Data extracted from a collection
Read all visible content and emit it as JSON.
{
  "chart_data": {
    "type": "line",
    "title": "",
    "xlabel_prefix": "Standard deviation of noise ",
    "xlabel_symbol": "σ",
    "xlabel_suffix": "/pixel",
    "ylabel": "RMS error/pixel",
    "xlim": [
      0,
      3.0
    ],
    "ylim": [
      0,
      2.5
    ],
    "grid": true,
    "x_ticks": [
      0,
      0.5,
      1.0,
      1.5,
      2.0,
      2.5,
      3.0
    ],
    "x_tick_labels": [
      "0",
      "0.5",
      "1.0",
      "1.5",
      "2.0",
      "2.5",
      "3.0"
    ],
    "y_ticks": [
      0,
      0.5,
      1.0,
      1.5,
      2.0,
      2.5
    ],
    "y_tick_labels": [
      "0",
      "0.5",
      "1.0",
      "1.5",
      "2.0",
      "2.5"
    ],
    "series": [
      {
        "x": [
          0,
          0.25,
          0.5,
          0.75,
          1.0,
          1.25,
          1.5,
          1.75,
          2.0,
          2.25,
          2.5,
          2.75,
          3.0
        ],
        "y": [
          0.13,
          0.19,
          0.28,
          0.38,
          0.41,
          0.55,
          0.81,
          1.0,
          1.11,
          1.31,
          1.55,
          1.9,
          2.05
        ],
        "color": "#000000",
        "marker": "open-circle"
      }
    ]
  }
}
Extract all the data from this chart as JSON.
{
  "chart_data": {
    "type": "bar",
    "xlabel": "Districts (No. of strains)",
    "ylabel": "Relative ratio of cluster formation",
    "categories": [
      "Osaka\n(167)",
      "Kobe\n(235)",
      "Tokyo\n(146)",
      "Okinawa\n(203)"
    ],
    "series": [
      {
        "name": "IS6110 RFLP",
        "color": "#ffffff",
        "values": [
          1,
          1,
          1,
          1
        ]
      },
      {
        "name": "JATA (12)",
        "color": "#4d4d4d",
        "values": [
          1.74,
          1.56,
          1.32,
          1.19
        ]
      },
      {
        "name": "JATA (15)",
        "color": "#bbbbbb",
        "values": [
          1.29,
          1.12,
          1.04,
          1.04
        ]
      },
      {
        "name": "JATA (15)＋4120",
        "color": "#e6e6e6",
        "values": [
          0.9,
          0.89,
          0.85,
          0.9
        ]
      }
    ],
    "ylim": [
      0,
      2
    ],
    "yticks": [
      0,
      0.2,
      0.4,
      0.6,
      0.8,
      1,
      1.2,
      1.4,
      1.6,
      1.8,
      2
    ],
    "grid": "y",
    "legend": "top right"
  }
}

**Exercise requirements**
Go through the listing above and return every line where the word "ylabel" occurs.

**Response to the exercise**
    "ylabel": "RMS error/pixel",
    "ylabel": "Relative ratio of cluster formation",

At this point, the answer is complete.